### Request
Turn every line of the records below into a numbered list, omitting any blank lines.

start Supplied material

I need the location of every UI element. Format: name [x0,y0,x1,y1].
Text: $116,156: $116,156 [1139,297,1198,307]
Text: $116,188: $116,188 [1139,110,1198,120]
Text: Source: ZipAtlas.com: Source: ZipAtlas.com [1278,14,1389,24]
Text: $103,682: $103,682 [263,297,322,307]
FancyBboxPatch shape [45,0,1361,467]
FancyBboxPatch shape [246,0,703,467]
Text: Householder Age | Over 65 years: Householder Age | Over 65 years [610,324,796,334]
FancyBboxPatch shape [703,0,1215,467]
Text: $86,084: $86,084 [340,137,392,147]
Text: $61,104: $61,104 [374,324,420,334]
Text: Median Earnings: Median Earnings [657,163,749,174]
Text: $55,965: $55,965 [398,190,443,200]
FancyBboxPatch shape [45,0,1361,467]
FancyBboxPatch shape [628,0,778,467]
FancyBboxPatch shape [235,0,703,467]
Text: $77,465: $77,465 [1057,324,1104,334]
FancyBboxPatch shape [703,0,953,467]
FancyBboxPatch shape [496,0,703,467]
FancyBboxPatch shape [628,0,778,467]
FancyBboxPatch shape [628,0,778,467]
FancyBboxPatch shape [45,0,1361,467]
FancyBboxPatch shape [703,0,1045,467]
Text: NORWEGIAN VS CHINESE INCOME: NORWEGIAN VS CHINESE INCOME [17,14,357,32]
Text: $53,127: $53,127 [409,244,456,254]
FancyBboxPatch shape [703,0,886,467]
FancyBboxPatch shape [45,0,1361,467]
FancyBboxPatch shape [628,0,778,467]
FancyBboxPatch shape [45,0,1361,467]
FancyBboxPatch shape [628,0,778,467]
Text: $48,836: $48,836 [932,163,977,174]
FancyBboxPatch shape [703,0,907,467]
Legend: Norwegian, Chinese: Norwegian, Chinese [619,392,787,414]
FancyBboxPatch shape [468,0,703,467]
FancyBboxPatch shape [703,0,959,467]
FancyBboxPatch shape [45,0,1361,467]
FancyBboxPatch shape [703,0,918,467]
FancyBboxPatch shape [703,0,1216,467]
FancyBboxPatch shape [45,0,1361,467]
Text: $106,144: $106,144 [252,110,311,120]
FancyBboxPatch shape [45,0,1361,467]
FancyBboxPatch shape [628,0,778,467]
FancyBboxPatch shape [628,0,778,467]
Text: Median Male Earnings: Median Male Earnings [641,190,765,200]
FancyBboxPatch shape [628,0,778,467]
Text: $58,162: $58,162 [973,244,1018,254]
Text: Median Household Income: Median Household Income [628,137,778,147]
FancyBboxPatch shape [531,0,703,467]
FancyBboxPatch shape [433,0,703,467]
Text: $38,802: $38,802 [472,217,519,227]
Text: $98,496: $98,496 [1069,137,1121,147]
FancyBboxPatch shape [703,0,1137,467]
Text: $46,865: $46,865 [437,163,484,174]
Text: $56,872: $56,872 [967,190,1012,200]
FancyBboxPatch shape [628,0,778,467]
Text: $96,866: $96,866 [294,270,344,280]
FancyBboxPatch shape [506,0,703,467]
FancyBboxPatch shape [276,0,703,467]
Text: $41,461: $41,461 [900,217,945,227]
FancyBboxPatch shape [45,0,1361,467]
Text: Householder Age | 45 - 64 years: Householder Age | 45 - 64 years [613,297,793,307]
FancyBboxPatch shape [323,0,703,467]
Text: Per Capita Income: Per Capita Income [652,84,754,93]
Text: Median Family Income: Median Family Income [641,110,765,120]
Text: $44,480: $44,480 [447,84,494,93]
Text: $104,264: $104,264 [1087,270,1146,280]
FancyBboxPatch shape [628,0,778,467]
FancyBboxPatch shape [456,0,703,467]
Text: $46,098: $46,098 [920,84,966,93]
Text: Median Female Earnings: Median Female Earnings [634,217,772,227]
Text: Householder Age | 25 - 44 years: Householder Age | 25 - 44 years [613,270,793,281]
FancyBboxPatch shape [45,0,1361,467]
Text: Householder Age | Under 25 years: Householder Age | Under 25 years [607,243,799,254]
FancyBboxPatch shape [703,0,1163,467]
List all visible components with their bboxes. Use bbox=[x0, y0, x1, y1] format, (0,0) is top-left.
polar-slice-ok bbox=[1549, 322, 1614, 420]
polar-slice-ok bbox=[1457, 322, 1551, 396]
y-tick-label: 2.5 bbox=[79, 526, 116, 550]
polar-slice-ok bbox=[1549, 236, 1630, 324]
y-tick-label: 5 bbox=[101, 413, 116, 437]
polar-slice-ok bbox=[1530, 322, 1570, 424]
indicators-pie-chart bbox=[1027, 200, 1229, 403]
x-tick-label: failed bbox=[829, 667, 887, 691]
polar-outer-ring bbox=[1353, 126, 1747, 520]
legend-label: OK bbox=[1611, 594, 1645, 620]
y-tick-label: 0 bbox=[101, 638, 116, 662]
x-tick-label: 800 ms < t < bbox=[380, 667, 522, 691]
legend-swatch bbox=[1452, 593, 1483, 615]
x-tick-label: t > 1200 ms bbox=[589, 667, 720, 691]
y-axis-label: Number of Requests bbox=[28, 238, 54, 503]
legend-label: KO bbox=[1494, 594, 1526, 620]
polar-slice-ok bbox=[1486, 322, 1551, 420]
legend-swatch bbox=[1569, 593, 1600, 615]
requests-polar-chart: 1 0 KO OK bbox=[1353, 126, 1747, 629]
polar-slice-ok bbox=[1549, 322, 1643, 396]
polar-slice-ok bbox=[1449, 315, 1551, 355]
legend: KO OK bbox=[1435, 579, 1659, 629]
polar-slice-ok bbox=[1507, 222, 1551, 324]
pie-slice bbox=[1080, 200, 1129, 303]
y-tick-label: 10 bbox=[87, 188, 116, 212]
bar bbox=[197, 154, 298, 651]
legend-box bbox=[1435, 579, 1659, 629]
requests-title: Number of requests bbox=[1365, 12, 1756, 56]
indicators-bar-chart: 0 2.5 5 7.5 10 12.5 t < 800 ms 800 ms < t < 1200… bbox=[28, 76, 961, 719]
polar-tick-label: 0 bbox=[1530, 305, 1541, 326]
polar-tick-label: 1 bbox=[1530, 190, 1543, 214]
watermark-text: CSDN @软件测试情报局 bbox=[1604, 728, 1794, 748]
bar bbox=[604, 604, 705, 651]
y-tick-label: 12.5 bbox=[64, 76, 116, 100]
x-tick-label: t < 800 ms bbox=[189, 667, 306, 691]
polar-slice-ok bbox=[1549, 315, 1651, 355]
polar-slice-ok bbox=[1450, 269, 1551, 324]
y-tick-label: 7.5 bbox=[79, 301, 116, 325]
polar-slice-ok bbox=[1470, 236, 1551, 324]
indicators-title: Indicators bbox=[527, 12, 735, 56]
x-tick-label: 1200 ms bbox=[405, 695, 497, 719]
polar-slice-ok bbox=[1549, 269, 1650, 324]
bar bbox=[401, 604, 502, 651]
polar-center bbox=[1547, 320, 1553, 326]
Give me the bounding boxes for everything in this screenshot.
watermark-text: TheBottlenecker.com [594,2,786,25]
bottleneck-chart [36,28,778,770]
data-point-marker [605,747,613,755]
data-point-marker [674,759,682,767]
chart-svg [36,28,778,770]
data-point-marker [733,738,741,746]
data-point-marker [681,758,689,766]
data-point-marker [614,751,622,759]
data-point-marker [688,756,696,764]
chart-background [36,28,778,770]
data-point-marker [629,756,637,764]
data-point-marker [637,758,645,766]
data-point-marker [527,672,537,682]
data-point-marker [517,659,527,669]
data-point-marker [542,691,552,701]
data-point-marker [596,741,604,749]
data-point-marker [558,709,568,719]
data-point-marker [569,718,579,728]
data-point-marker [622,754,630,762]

end Supplied material

### Exercise result
1. I need the location of every UI element. Format: name [x0,y0,x1,y1].
2. Text: $116,156: $116,156 [1139,297,1198,307]
3. Text: $116,188: $116,188 [1139,110,1198,120]
4. Text: Source: ZipAtlas.com: Source: ZipAtlas.com [1278,14,1389,24]
5. Text: $103,682: $103,682 [263,297,322,307]
6. FancyBboxPatch shape [45,0,1361,467]
7. FancyBboxPatch shape [246,0,703,467]
8. Text: Householder Age | Over 65 years: Householder Age | Over 65 years [610,324,796,334]
9. FancyBboxPatch shape [703,0,1215,467]
10. Text: $86,084: $86,084 [340,137,392,147]
11. Text: $61,104: $61,104 [374,324,420,334]
12. Text: Median Earnings: Median Earnings [657,163,749,174]
13. Text: $55,965: $55,965 [398,190,443,200]
14. FancyBboxPatch shape [45,0,1361,467]
15. FancyBboxPatch shape [628,0,778,467]
16. FancyBboxPatch shape [235,0,703,467]
17. Text: $77,465: $77,465 [1057,324,1104,334]
18. FancyBboxPatch shape [703,0,953,467]
19. FancyBboxPatch shape [496,0,703,467]
20. FancyBboxPatch shape [628,0,778,467]
21. FancyBboxPatch shape [628,0,778,467]
22. FancyBboxPatch shape [45,0,1361,467]
23. FancyBboxPatch shape [703,0,1045,467]
24. Text: NORWEGIAN VS CHINESE INCOME: NORWEGIAN VS CHINESE INCOME [17,14,357,32]
25. Text: $53,127: $53,127 [409,244,456,254]
26. FancyBboxPatch shape [703,0,886,467]
27. FancyBboxPatch shape [45,0,1361,467]
28. FancyBboxPatch shape [628,0,778,467]
29. FancyBboxPatch shape [45,0,1361,467]
30. FancyBboxPatch shape [628,0,778,467]
31. Text: $48,836: $48,836 [932,163,977,174]
32. FancyBboxPatch shape [703,0,907,467]
33. Legend: Norwegian, Chinese: Norwegian, Chinese [619,392,787,414]
34. FancyBboxPatch shape [468,0,703,467]
35. FancyBboxPatch shape [703,0,959,467]
36. FancyBboxPatch shape [45,0,1361,467]
37. FancyBboxPatch shape [703,0,918,467]
38. FancyBboxPatch shape [703,0,1216,467]
39. FancyBboxPatch shape [45,0,1361,467]
40. Text: $106,144: $106,144 [252,110,311,120]
41. FancyBboxPatch shape [45,0,1361,467]
42. FancyBboxPatch shape [628,0,778,467]
43. FancyBboxPatch shape [628,0,778,467]
44. Text: Median Male Earnings: Median Male Earnings [641,190,765,200]
45. FancyBboxPatch shape [628,0,778,467]
46. Text: $58,162: $58,162 [973,244,1018,254]
47. Text: Median Household Income: Median Household Income [628,137,778,147]
48. FancyBboxPatch shape [531,0,703,467]
49. FancyBboxPatch shape [433,0,703,467]
50. Text: $38,802: $38,802 [472,217,519,227]
51. Text: $98,496: $98,496 [1069,137,1121,147]
52. FancyBboxPatch shape [703,0,1137,467]
53. Text: $46,865: $46,865 [437,163,484,174]
54. Text: $56,872: $56,872 [967,190,1012,200]
55. FancyBboxPatch shape [628,0,778,467]
56. Text: $96,866: $96,866 [294,270,344,280]
57. FancyBboxPatch shape [506,0,703,467]
58. FancyBboxPatch shape [276,0,703,467]
59. Text: $41,461: $41,461 [900,217,945,227]
60. FancyBboxPatch shape [45,0,1361,467]
61. Text: Householder Age | 45 - 64 years: Householder Age | 45 - 64 years [613,297,793,307]
62. FancyBboxPatch shape [323,0,703,467]
63. Text: Per Capita Income: Per Capita Income [652,84,754,93]
64. Text: Median Family Income: Median Family Income [641,110,765,120]
65. Text: $44,480: $44,480 [447,84,494,93]
66. Text: $104,264: $104,264 [1087,270,1146,280]
67. FancyBboxPatch shape [628,0,778,467]
68. FancyBboxPatch shape [456,0,703,467]
69. Text: $46,098: $46,098 [920,84,966,93]
70. Text: Median Female Earnings: Median Female Earnings [634,217,772,227]
71. Text: Householder Age | 25 - 44 years: Householder Age | 25 - 44 years [613,270,793,281]
72. FancyBboxPatch shape [45,0,1361,467]
73. Text: Householder Age | Under 25 years: Householder Age | Under 25 years [607,243,799,254]
74. FancyBboxPatch shape [703,0,1163,467]
75. List all visible components with their bboxes. Use bbox=[x0, y0, x1, y1] format, (0,0) is top-left.
76. polar-slice-ok bbox=[1549, 322, 1614, 420]
77. polar-slice-ok bbox=[1457, 322, 1551, 396]
78. y-tick-label: 2.5 bbox=[79, 526, 116, 550]
79. polar-slice-ok bbox=[1549, 236, 1630, 324]
80. y-tick-label: 5 bbox=[101, 413, 116, 437]
81. polar-slice-ok bbox=[1530, 322, 1570, 424]
82. indicators-pie-chart bbox=[1027, 200, 1229, 403]
83. x-tick-label: failed bbox=[829, 667, 887, 691]
84. polar-outer-ring bbox=[1353, 126, 1747, 520]
85. legend-label: OK bbox=[1611, 594, 1645, 620]
86. y-tick-label: 0 bbox=[101, 638, 116, 662]
87. x-tick-label: 800 ms < t < bbox=[380, 667, 522, 691]
88. legend-swatch bbox=[1452, 593, 1483, 615]
89. x-tick-label: t > 1200 ms bbox=[589, 667, 720, 691]
90. y-axis-label: Number of Requests bbox=[28, 238, 54, 503]
91. legend-label: KO bbox=[1494, 594, 1526, 620]
92. polar-slice-ok bbox=[1486, 322, 1551, 420]
93. legend-swatch bbox=[1569, 593, 1600, 615]
94. requests-polar-chart: 1 0 KO OK bbox=[1353, 126, 1747, 629]
95. polar-slice-ok bbox=[1549, 322, 1643, 396]
96. polar-slice-ok bbox=[1449, 315, 1551, 355]
97. legend: KO OK bbox=[1435, 579, 1659, 629]
98. polar-slice-ok bbox=[1507, 222, 1551, 324]
99. pie-slice bbox=[1080, 200, 1129, 303]
100. y-tick-label: 10 bbox=[87, 188, 116, 212]
101. bar bbox=[197, 154, 298, 651]
102. legend-box bbox=[1435, 579, 1659, 629]
103. requests-title: Number of requests bbox=[1365, 12, 1756, 56]
104. indicators-bar-chart: 0 2.5 5 7.5 10 12.5 t < 800 ms 800 ms < t < 1200… bbox=[28, 76, 961, 719]
105. polar-tick-label: 0 bbox=[1530, 305, 1541, 326]
106. polar-tick-label: 1 bbox=[1530, 190, 1543, 214]
107. watermark-text: CSDN @软件测试情报局 bbox=[1604, 728, 1794, 748]
108. bar bbox=[604, 604, 705, 651]
109. y-tick-label: 12.5 bbox=[64, 76, 116, 100]
110. x-tick-label: t < 800 ms bbox=[189, 667, 306, 691]
111. polar-slice-ok bbox=[1549, 315, 1651, 355]
112. polar-slice-ok bbox=[1450, 269, 1551, 324]
113. y-tick-label: 7.5 bbox=[79, 301, 116, 325]
114. polar-slice-ok bbox=[1470, 236, 1551, 324]
115. indicators-title: Indicators bbox=[527, 12, 735, 56]
116. x-tick-label: 1200 ms bbox=[405, 695, 497, 719]
117. polar-slice-ok bbox=[1549, 269, 1650, 324]
118. bar bbox=[401, 604, 502, 651]
119. polar-center bbox=[1547, 320, 1553, 326]
120. Give me the bounding boxes for everything in this screenshot.
121. watermark-text: TheBottlenecker.com [594,2,786,25]
122. bottleneck-chart [36,28,778,770]
123. data-point-marker [605,747,613,755]
124. data-point-marker [674,759,682,767]
125. chart-svg [36,28,778,770]
126. data-point-marker [733,738,741,746]
127. data-point-marker [681,758,689,766]
128. data-point-marker [614,751,622,759]
129. data-point-marker [688,756,696,764]
130. chart-background [36,28,778,770]
131. data-point-marker [629,756,637,764]
132. data-point-marker [637,758,645,766]
133. data-point-marker [527,672,537,682]
134. data-point-marker [517,659,527,669]
135. data-point-marker [542,691,552,701]
136. data-point-marker [596,741,604,749]
137. data-point-marker [558,709,568,719]
138. data-point-marker [569,718,579,728]
139. data-point-marker [622,754,630,762]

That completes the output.